Bounding box entries:
________
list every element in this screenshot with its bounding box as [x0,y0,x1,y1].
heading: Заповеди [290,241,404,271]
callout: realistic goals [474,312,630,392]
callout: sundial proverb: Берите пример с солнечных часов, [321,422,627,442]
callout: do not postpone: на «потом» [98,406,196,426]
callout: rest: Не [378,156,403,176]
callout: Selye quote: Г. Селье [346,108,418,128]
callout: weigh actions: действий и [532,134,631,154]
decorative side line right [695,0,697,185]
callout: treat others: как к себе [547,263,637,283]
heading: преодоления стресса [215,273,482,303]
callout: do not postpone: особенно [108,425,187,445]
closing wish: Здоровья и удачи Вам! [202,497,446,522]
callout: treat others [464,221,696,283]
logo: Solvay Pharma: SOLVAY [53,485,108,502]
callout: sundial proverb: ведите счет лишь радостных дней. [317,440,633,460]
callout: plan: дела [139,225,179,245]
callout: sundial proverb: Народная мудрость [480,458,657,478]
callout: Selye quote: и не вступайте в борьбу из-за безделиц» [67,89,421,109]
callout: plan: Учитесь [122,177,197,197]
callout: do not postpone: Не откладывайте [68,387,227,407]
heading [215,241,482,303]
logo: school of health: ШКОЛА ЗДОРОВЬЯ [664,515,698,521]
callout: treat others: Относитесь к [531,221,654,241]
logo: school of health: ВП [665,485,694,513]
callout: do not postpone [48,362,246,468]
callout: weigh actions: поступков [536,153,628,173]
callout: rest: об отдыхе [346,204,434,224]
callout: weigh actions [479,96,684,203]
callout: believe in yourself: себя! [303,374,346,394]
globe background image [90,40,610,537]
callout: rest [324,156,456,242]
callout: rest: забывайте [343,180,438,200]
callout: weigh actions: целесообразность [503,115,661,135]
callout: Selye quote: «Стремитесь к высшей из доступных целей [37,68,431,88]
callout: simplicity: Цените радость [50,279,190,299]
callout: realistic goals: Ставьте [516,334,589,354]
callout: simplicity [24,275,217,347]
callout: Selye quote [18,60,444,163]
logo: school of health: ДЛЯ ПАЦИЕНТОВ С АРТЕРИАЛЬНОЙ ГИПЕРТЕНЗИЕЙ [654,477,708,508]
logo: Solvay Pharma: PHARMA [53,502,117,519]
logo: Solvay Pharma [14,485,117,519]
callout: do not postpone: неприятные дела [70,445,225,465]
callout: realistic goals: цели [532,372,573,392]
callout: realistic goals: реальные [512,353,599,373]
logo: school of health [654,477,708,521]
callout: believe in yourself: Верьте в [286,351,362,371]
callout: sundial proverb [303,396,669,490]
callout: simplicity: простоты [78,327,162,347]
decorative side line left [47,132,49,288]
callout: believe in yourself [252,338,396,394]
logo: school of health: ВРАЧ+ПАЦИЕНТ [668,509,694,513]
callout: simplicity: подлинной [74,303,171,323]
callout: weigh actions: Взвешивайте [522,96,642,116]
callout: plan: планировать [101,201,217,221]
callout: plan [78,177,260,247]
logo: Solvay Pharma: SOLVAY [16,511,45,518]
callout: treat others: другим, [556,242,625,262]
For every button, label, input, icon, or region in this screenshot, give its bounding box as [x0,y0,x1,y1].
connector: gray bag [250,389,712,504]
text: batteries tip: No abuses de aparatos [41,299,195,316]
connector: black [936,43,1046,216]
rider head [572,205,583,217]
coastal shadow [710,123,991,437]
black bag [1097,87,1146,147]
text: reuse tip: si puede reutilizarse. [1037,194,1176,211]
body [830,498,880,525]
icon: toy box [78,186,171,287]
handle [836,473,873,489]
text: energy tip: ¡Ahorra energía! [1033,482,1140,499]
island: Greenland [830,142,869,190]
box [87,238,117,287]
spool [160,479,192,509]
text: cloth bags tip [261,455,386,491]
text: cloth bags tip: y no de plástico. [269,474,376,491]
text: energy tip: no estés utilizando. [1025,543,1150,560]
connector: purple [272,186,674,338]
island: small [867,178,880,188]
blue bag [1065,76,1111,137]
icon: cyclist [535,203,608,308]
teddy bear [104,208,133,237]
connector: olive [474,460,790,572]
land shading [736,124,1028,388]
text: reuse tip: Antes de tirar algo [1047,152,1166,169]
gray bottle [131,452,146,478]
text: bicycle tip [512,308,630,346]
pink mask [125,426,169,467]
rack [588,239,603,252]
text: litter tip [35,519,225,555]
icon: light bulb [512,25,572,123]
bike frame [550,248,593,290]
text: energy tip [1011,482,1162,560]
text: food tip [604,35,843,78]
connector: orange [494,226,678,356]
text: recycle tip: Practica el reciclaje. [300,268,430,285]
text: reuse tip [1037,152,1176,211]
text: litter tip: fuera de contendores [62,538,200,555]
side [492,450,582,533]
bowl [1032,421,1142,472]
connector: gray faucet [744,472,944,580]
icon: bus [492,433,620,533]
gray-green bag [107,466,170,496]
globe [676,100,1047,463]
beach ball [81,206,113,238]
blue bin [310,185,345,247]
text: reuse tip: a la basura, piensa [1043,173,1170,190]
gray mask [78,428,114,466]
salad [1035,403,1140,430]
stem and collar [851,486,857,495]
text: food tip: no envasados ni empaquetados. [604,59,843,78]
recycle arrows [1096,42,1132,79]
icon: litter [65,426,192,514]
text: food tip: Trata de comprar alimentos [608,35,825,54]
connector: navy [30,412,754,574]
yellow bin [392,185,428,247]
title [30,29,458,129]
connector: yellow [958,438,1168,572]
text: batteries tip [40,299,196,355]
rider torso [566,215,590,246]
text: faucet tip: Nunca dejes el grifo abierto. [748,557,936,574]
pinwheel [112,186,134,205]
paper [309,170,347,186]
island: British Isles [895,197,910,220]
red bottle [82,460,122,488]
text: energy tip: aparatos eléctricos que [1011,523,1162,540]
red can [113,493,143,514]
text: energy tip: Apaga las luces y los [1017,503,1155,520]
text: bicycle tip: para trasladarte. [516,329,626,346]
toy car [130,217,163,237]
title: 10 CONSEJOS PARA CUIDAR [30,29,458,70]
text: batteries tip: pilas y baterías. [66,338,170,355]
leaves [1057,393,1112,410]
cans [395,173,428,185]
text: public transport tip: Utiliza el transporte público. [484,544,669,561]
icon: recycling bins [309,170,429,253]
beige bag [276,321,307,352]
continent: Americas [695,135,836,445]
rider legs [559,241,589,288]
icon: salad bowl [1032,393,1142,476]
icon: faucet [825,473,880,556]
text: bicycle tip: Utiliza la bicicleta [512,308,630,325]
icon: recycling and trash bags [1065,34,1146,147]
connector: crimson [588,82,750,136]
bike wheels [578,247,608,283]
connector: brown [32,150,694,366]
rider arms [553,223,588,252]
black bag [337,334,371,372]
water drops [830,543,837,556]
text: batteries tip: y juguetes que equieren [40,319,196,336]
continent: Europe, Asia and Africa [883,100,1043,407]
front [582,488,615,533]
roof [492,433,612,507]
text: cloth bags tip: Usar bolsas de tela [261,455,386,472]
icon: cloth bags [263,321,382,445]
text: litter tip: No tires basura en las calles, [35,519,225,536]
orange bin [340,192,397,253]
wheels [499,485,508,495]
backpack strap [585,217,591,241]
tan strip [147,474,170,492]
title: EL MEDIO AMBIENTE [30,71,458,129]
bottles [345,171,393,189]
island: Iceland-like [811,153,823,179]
________
Exercise details: Can you repeat every line of the data above, character for character, with nothing changed or left out?

Solved problem:
list every element in this screenshot with its bounding box as [x0,y0,x1,y1].
heading: Заповеди [290,241,404,271]
callout: realistic goals [474,312,630,392]
callout: sundial proverb: Берите пример с солнечных часов, [321,422,627,442]
callout: do not postpone: на «потом» [98,406,196,426]
callout: rest: Не [378,156,403,176]
callout: Selye quote: Г. Селье [346,108,418,128]
callout: weigh actions: действий и [532,134,631,154]
decorative side line right [695,0,697,185]
callout: treat others: как к себе [547,263,637,283]
heading: преодоления стресса [215,273,482,303]
callout: do not postpone: особенно [108,425,187,445]
closing wish: Здоровья и удачи Вам! [202,497,446,522]
callout: treat others [464,221,696,283]
logo: Solvay Pharma: SOLVAY [53,485,108,502]
callout: sundial proverb: ведите счет лишь радостных дней. [317,440,633,460]
callout: plan: дела [139,225,179,245]
callout: sundial proverb: Народная мудрость [480,458,657,478]
callout: Selye quote: и не вступайте в борьбу из-за безделиц» [67,89,421,109]
callout: plan: Учитесь [122,177,197,197]
callout: do not postpone: Не откладывайте [68,387,227,407]
heading [215,241,482,303]
logo: school of health: ШКОЛА ЗДОРОВЬЯ [664,515,698,521]
callout: treat others: Относитесь к [531,221,654,241]
logo: school of health: ВП [665,485,694,513]
callout: do not postpone [48,362,246,468]
callout: weigh actions: поступков [536,153,628,173]
callout: rest: об отдыхе [346,204,434,224]
callout: weigh actions [479,96,684,203]
callout: believe in yourself: себя! [303,374,346,394]
globe background image [90,40,610,537]
callout: rest [324,156,456,242]
callout: rest: забывайте [343,180,438,200]
callout: weigh actions: целесообразность [503,115,661,135]
callout: Selye quote: «Стремитесь к высшей из доступных целей [37,68,431,88]
callout: simplicity: Цените радость [50,279,190,299]
callout: realistic goals: Ставьте [516,334,589,354]
callout: simplicity [24,275,217,347]
callout: Selye quote [18,60,444,163]
logo: school of health: ДЛЯ ПАЦИЕНТОВ С АРТЕРИАЛЬНОЙ ГИПЕРТЕНЗИЕЙ [654,477,708,508]
logo: Solvay Pharma: PHARMA [53,502,117,519]
logo: Solvay Pharma [14,485,117,519]
callout: do not postpone: неприятные дела [70,445,225,465]
callout: realistic goals: цели [532,372,573,392]
callout: realistic goals: реальные [512,353,599,373]
logo: school of health [654,477,708,521]
callout: believe in yourself: Верьте в [286,351,362,371]
callout: sundial proverb [303,396,669,490]
callout: simplicity: простоты [78,327,162,347]
decorative side line left [47,132,49,288]
callout: believe in yourself [252,338,396,394]
logo: school of health: ВРАЧ+ПАЦИЕНТ [668,509,694,513]
callout: simplicity: подлинной [74,303,171,323]
callout: weigh actions: Взвешивайте [522,96,642,116]
callout: plan: планировать [101,201,217,221]
callout: plan [78,177,260,247]
logo: Solvay Pharma: SOLVAY [16,511,45,518]
callout: treat others: другим, [556,242,625,262]
For every button, label, input, icon, or region in this screenshot, give its bounding box as [x0,y0,x1,y1].
connector: gray bag [250,389,712,504]
text: batteries tip: No abuses de aparatos [41,299,195,316]
connector: black [936,43,1046,216]
rider head [572,205,583,217]
coastal shadow [710,123,991,437]
black bag [1097,87,1146,147]
text: reuse tip: si puede reutilizarse. [1037,194,1176,211]
body [830,498,880,525]
icon: toy box [78,186,171,287]
handle [836,473,873,489]
text: energy tip: ¡Ahorra energía! [1033,482,1140,499]
island: Greenland [830,142,869,190]
box [87,238,117,287]
spool [160,479,192,509]
text: cloth bags tip [261,455,386,491]
text: cloth bags tip: y no de plástico. [269,474,376,491]
text: energy tip: no estés utilizando. [1025,543,1150,560]
connector: purple [272,186,674,338]
island: small [867,178,880,188]
blue bag [1065,76,1111,137]
icon: cyclist [535,203,608,308]
teddy bear [104,208,133,237]
connector: olive [474,460,790,572]
land shading [736,124,1028,388]
text: reuse tip: Antes de tirar algo [1047,152,1166,169]
gray bottle [131,452,146,478]
text: bicycle tip [512,308,630,346]
pink mask [125,426,169,467]
rack [588,239,603,252]
text: litter tip [35,519,225,555]
icon: light bulb [512,25,572,123]
bike frame [550,248,593,290]
text: energy tip [1011,482,1162,560]
text: food tip [604,35,843,78]
connector: orange [494,226,678,356]
text: recycle tip: Practica el reciclaje. [300,268,430,285]
text: reuse tip [1037,152,1176,211]
text: litter tip: fuera de contendores [62,538,200,555]
side [492,450,582,533]
bowl [1032,421,1142,472]
connector: gray faucet [744,472,944,580]
icon: bus [492,433,620,533]
gray-green bag [107,466,170,496]
globe [676,100,1047,463]
beach ball [81,206,113,238]
blue bin [310,185,345,247]
text: reuse tip: a la basura, piensa [1043,173,1170,190]
gray mask [78,428,114,466]
salad [1035,403,1140,430]
stem and collar [851,486,857,495]
text: food tip: no envasados ni empaquetados. [604,59,843,78]
recycle arrows [1096,42,1132,79]
icon: litter [65,426,192,514]
text: food tip: Trata de comprar alimentos [608,35,825,54]
connector: navy [30,412,754,574]
yellow bin [392,185,428,247]
title [30,29,458,129]
connector: yellow [958,438,1168,572]
text: batteries tip [40,299,196,355]
rider torso [566,215,590,246]
text: faucet tip: Nunca dejes el grifo abierto. [748,557,936,574]
pinwheel [112,186,134,205]
paper [309,170,347,186]
island: British Isles [895,197,910,220]
red bottle [82,460,122,488]
text: energy tip: aparatos eléctricos que [1011,523,1162,540]
red can [113,493,143,514]
text: energy tip: Apaga las luces y los [1017,503,1155,520]
text: bicycle tip: para trasladarte. [516,329,626,346]
toy car [130,217,163,237]
title: 10 CONSEJOS PARA CUIDAR [30,29,458,70]
text: batteries tip: pilas y baterías. [66,338,170,355]
leaves [1057,393,1112,410]
cans [395,173,428,185]
text: public transport tip: Utiliza el transporte público. [484,544,669,561]
icon: recycling bins [309,170,429,253]
beige bag [276,321,307,352]
continent: Americas [695,135,836,445]
rider legs [559,241,589,288]
icon: salad bowl [1032,393,1142,476]
icon: faucet [825,473,880,556]
text: bicycle tip: Utiliza la bicicleta [512,308,630,325]
icon: recycling and trash bags [1065,34,1146,147]
connector: crimson [588,82,750,136]
bike wheels [578,247,608,283]
connector: brown [32,150,694,366]
rider arms [553,223,588,252]
black bag [337,334,371,372]
water drops [830,543,837,556]
text: batteries tip: y juguetes que equieren [40,319,196,336]
continent: Europe, Asia and Africa [883,100,1043,407]
front [582,488,615,533]
roof [492,433,612,507]
text: cloth bags tip: Usar bolsas de tela [261,455,386,472]
icon: cloth bags [263,321,382,445]
text: litter tip: No tires basura en las calles, [35,519,225,536]
orange bin [340,192,397,253]
wheels [499,485,508,495]
backpack strap [585,217,591,241]
tan strip [147,474,170,492]
title: EL MEDIO AMBIENTE [30,71,458,129]
bottles [345,171,393,189]
island: Iceland-like [811,153,823,179]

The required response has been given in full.